Records about charts and figures:
• • •
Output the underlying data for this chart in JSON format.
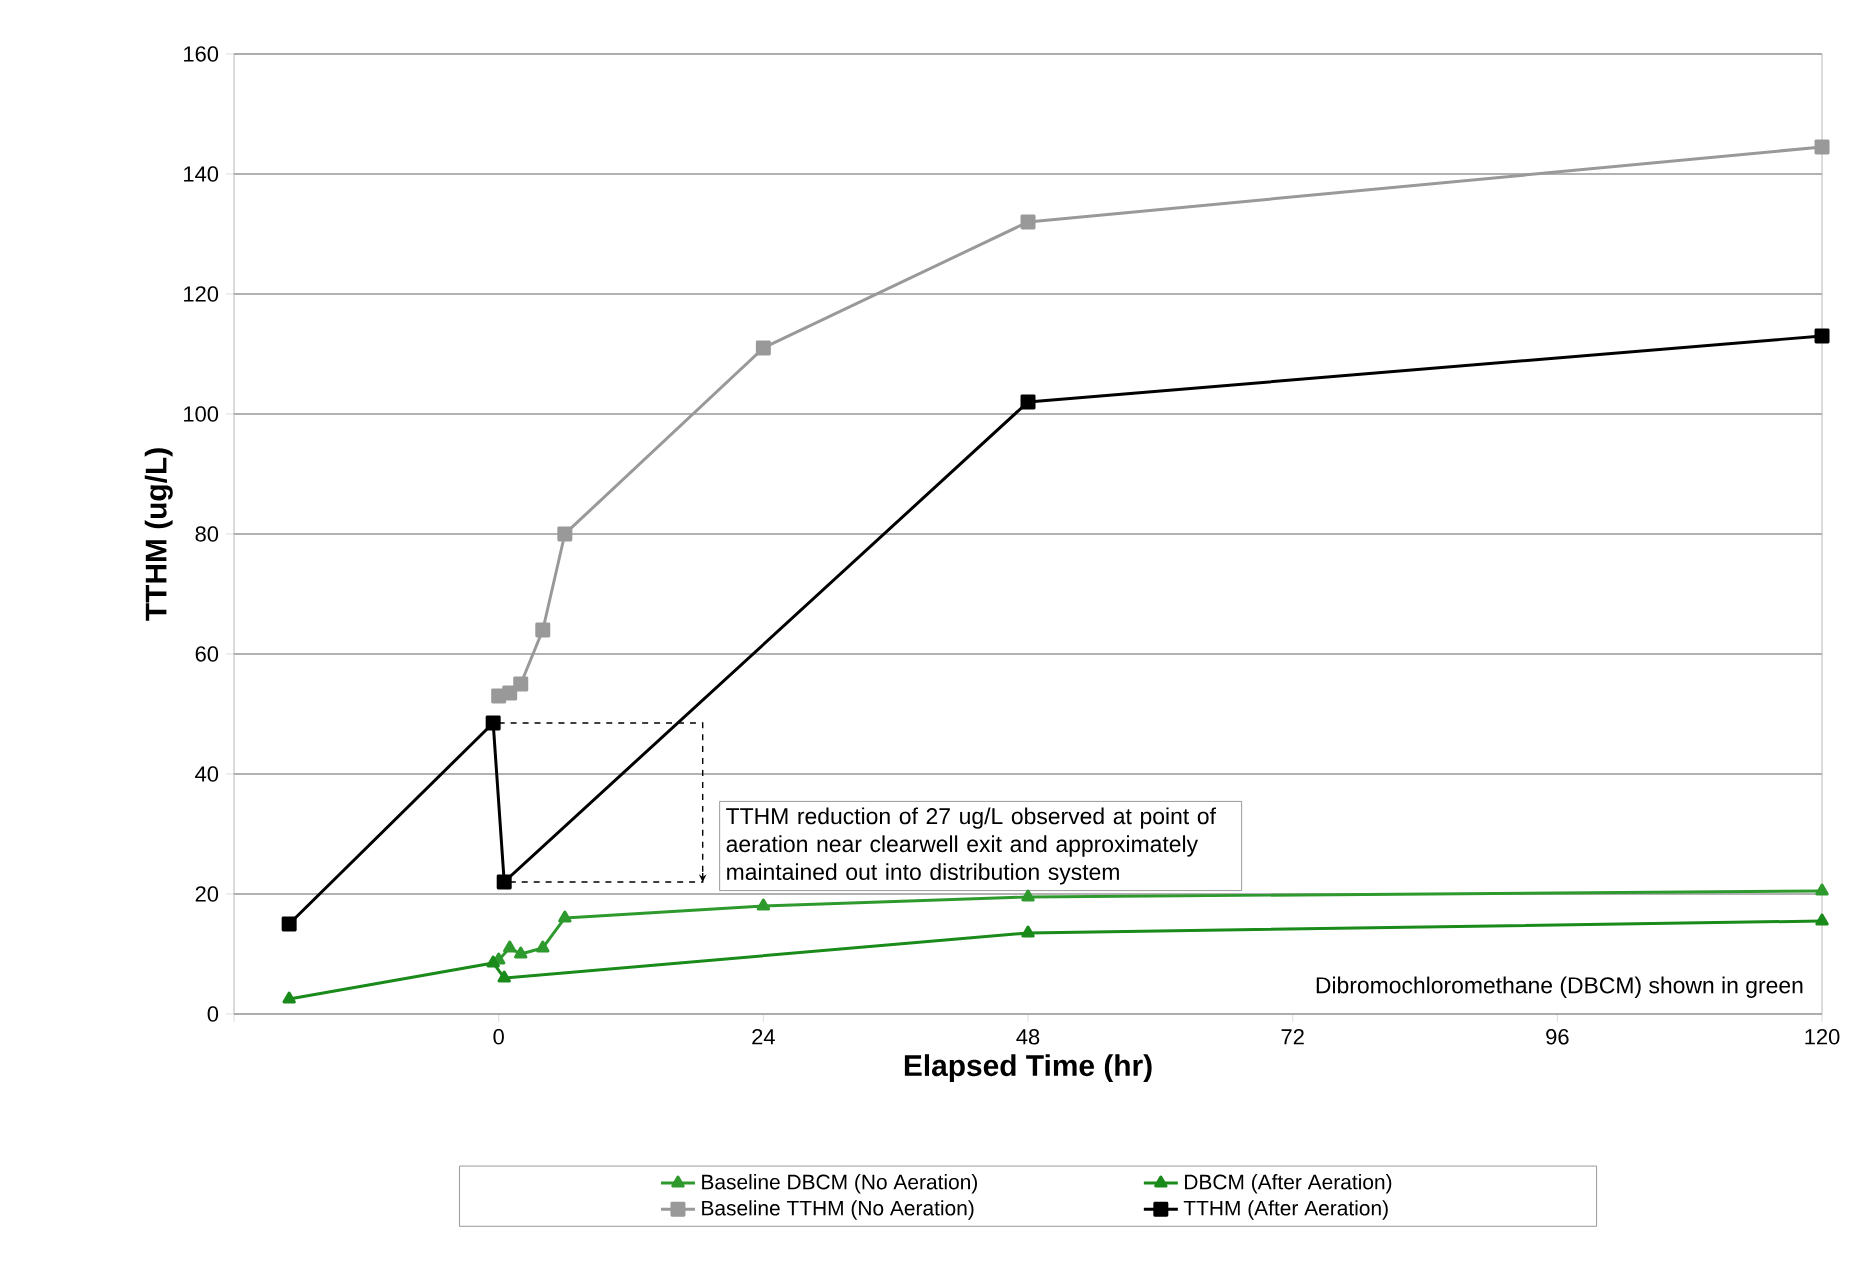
{
  "chart_data": {
    "type": "line",
    "xlabel": "Elapsed Time (hr)",
    "ylabel": "TTHM (ug/L)",
    "xlim": [
      -24,
      120
    ],
    "xticks": [
      {
        "value": -24,
        "label": null
      },
      0,
      24,
      48,
      72,
      96,
      120
    ],
    "ylim": [
      0,
      160
    ],
    "yticks": [
      0,
      20,
      40,
      60,
      80,
      100,
      120,
      140,
      160
    ],
    "grid": "y",
    "legend": "bottom",
    "series": [
      {
        "name": "Baseline DBCM (No Aeration)",
        "color": "#2e9a2e",
        "marker": "triangle",
        "x": [
          0,
          1,
          2,
          4,
          6,
          24,
          48,
          120
        ],
        "values": [
          9,
          11,
          10,
          11,
          16,
          18,
          19.5,
          20.5
        ]
      },
      {
        "name": "DBCM (After Aeration)",
        "color": "#1a8a1a",
        "marker": "triangle",
        "x": [
          -19,
          -0.5,
          0.5,
          48,
          120
        ],
        "values": [
          2.5,
          8.5,
          6,
          13.5,
          15.5
        ]
      },
      {
        "name": "Baseline TTHM (No Aeration)",
        "color": "#999999",
        "marker": "square",
        "x": [
          0,
          1,
          2,
          4,
          6,
          24,
          48,
          120
        ],
        "values": [
          53,
          53.5,
          55,
          64,
          80,
          111,
          132,
          144.5
        ]
      },
      {
        "name": "TTHM (After Aeration)",
        "color": "#000000",
        "marker": "square",
        "x": [
          -19,
          -0.5,
          0.5,
          48,
          120
        ],
        "values": [
          15,
          48.5,
          22,
          102,
          113
        ]
      }
    ],
    "annotations": [
      {
        "text": "TTHM reduction of 27 ug/L observed at point of aeration near clearwell exit and approximately maintained out into distribution system",
        "x": 18.5,
        "y": 22
      },
      "Dibromochloromethane (DBCM) shown in green"
    ]
  }
}
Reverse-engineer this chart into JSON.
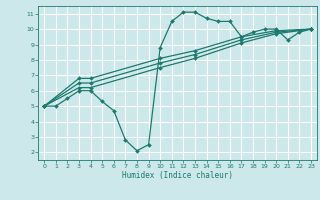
{
  "background_color": "#cce8ea",
  "grid_color": "#ffffff",
  "line_color": "#1a7a6e",
  "xlabel": "Humidex (Indice chaleur)",
  "xlim": [
    -0.5,
    23.5
  ],
  "ylim": [
    1.5,
    11.5
  ],
  "xticks": [
    0,
    1,
    2,
    3,
    4,
    5,
    6,
    7,
    8,
    9,
    10,
    11,
    12,
    13,
    14,
    15,
    16,
    17,
    18,
    19,
    20,
    21,
    22,
    23
  ],
  "yticks": [
    2,
    3,
    4,
    5,
    6,
    7,
    8,
    9,
    10,
    11
  ],
  "curve1_x": [
    0,
    1,
    2,
    3,
    4,
    5,
    6,
    7,
    8,
    9,
    10,
    11,
    12,
    13,
    14,
    15,
    16,
    17,
    18,
    19,
    20,
    21,
    22,
    23
  ],
  "curve1_y": [
    5,
    5,
    5.5,
    6,
    6,
    5.3,
    4.7,
    2.8,
    2.1,
    2.5,
    8.8,
    10.5,
    11.1,
    11.1,
    10.7,
    10.5,
    10.5,
    9.5,
    9.8,
    10.0,
    10.0,
    9.3,
    9.8,
    10.0
  ],
  "curve2_x": [
    0,
    3,
    4,
    10,
    13,
    17,
    20,
    23
  ],
  "curve2_y": [
    5,
    6.2,
    6.2,
    7.5,
    8.1,
    9.1,
    9.7,
    10.0
  ],
  "curve3_x": [
    0,
    3,
    4,
    10,
    13,
    17,
    20,
    23
  ],
  "curve3_y": [
    5,
    6.5,
    6.5,
    7.8,
    8.35,
    9.3,
    9.8,
    10.0
  ],
  "curve4_x": [
    0,
    3,
    4,
    10,
    13,
    17,
    20,
    23
  ],
  "curve4_y": [
    5,
    6.8,
    6.8,
    8.1,
    8.6,
    9.5,
    9.9,
    10.0
  ]
}
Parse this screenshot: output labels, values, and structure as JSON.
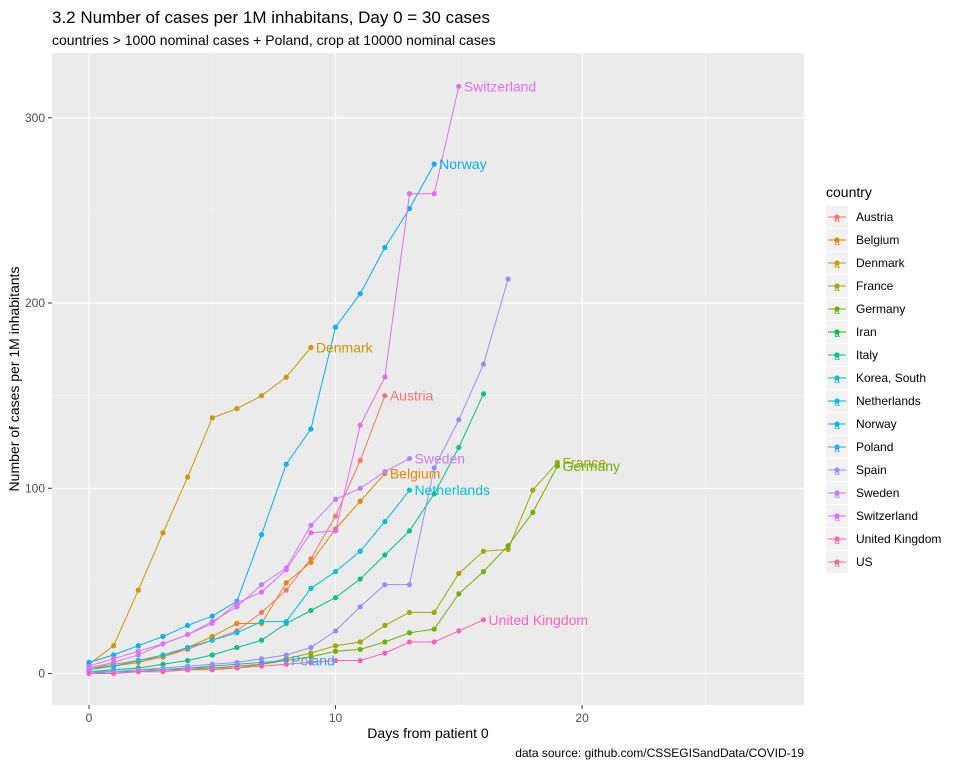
{
  "chart_data": {
    "type": "line",
    "title": "3.2 Number of cases per 1M inhabitans, Day 0 = 30 cases",
    "subtitle": "countries > 1000 nominal cases + Poland, crop at 10000 nominal cases",
    "xlabel": "Days from patient 0",
    "ylabel": "Number of cases per 1M inhabitants",
    "caption": "data source: github.com/CSSEGISandData/COVID-19",
    "xlim": [
      -1.5,
      29
    ],
    "ylim": [
      -17,
      335
    ],
    "x_ticks": [
      0,
      10,
      20
    ],
    "y_ticks": [
      0,
      100,
      200,
      300
    ],
    "grid": true,
    "legend": {
      "title": "country",
      "position": "right"
    },
    "series": [
      {
        "name": "Austria",
        "color": "#F8766D",
        "label": "Austria",
        "x": [
          0,
          1,
          2,
          3,
          4,
          5,
          6,
          7,
          8,
          9,
          10,
          11,
          12
        ],
        "y": [
          3,
          5,
          7,
          9,
          13,
          18,
          23,
          33,
          45,
          62,
          85,
          115,
          150
        ]
      },
      {
        "name": "Belgium",
        "color": "#E58700",
        "label": "Belgium",
        "x": [
          0,
          1,
          2,
          3,
          4,
          5,
          6,
          7,
          8,
          9,
          10,
          11,
          12
        ],
        "y": [
          3,
          4,
          6,
          9,
          14,
          20,
          27,
          27,
          49,
          60,
          78,
          93,
          108
        ]
      },
      {
        "name": "Denmark",
        "color": "#C99800",
        "label": "Denmark",
        "x": [
          0,
          1,
          2,
          3,
          4,
          5,
          6,
          7,
          8,
          9
        ],
        "y": [
          5,
          15,
          45,
          76,
          106,
          138,
          143,
          150,
          160,
          176
        ]
      },
      {
        "name": "France",
        "color": "#A3A500",
        "label": "France",
        "x": [
          0,
          1,
          2,
          3,
          4,
          5,
          6,
          7,
          8,
          9,
          10,
          11,
          12,
          13,
          14,
          15,
          16,
          17,
          18,
          19
        ],
        "y": [
          1,
          1,
          2,
          2,
          3,
          3,
          4,
          5,
          8,
          11,
          15,
          17,
          26,
          33,
          33,
          54,
          66,
          67,
          99,
          114
        ]
      },
      {
        "name": "Germany",
        "color": "#6BB100",
        "label": "Germany",
        "x": [
          0,
          1,
          2,
          3,
          4,
          5,
          6,
          7,
          8,
          9,
          10,
          11,
          12,
          13,
          14,
          15,
          16,
          17,
          18,
          19
        ],
        "y": [
          1,
          1,
          1,
          2,
          2,
          3,
          3,
          5,
          7,
          9,
          12,
          13,
          17,
          22,
          24,
          43,
          55,
          69,
          87,
          112
        ]
      },
      {
        "name": "Iran",
        "color": "#00BA38",
        "label": "",
        "x": [],
        "y": []
      },
      {
        "name": "Italy",
        "color": "#00C08B",
        "label": "",
        "x": [
          0,
          1,
          2,
          3,
          4,
          5,
          6,
          7,
          8,
          9,
          10,
          11,
          12,
          13,
          14,
          15,
          16
        ],
        "y": [
          1,
          2,
          3,
          5,
          7,
          10,
          14,
          18,
          27,
          34,
          41,
          51,
          64,
          77,
          97,
          122,
          151
        ]
      },
      {
        "name": "Korea, South",
        "color": "#00BFC4",
        "label": "",
        "x": [],
        "y": []
      },
      {
        "name": "Netherlands",
        "color": "#00BCD8",
        "label": "Netherlands",
        "x": [
          0,
          1,
          2,
          3,
          4,
          5,
          6,
          7,
          8,
          9,
          10,
          11,
          12,
          13
        ],
        "y": [
          2,
          4,
          7,
          10,
          14,
          18,
          22,
          28,
          28,
          46,
          55,
          66,
          82,
          99
        ]
      },
      {
        "name": "Norway",
        "color": "#00B0F6",
        "label": "Norway",
        "x": [
          0,
          1,
          2,
          3,
          4,
          5,
          6,
          7,
          8,
          9,
          10,
          11,
          12,
          13,
          14
        ],
        "y": [
          6,
          10,
          15,
          20,
          26,
          31,
          39,
          75,
          113,
          132,
          187,
          205,
          230,
          251,
          275
        ]
      },
      {
        "name": "Poland",
        "color": "#35A2FF",
        "label": "Poland",
        "x": [
          0,
          1,
          2,
          3,
          4,
          5,
          6,
          7,
          8
        ],
        "y": [
          0,
          1,
          1,
          2,
          3,
          4,
          5,
          6,
          7
        ]
      },
      {
        "name": "Spain",
        "color": "#9590FF",
        "label": "",
        "x": [
          0,
          1,
          2,
          3,
          4,
          5,
          6,
          7,
          8,
          9,
          10,
          11,
          12,
          13,
          14,
          15,
          16,
          17
        ],
        "y": [
          1,
          1,
          2,
          3,
          4,
          5,
          6,
          8,
          10,
          14,
          23,
          36,
          48,
          48,
          111,
          137,
          167,
          213
        ]
      },
      {
        "name": "Sweden",
        "color": "#C77CFF",
        "label": "Sweden",
        "x": [
          0,
          1,
          2,
          3,
          4,
          5,
          6,
          7,
          8,
          9,
          10,
          11,
          12,
          13
        ],
        "y": [
          3,
          6,
          10,
          16,
          21,
          28,
          36,
          48,
          57,
          80,
          94,
          100,
          109,
          116
        ]
      },
      {
        "name": "Switzerland",
        "color": "#E76BF3",
        "label": "Switzerland",
        "x": [
          0,
          1,
          2,
          3,
          4,
          5,
          6,
          7,
          8,
          9,
          10,
          11,
          12,
          13,
          14,
          15
        ],
        "y": [
          4,
          8,
          12,
          16,
          21,
          27,
          38,
          44,
          56,
          76,
          77,
          134,
          160,
          259,
          259,
          317
        ]
      },
      {
        "name": "United Kingdom",
        "color": "#FF62BC",
        "label": "United Kingdom",
        "x": [
          0,
          1,
          2,
          3,
          4,
          5,
          6,
          7,
          8,
          9,
          10,
          11,
          12,
          13,
          14,
          15,
          16
        ],
        "y": [
          0,
          0,
          1,
          1,
          2,
          2,
          3,
          4,
          5,
          6,
          7,
          7,
          11,
          17,
          17,
          23,
          29
        ]
      },
      {
        "name": "US",
        "color": "#FF6C91",
        "label": "",
        "x": [],
        "y": []
      }
    ]
  }
}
• • •
Select and copy each line from the data that includes the word "Switzerland".

The result =
        "name": "Switzerland",
        "label": "Switzerland",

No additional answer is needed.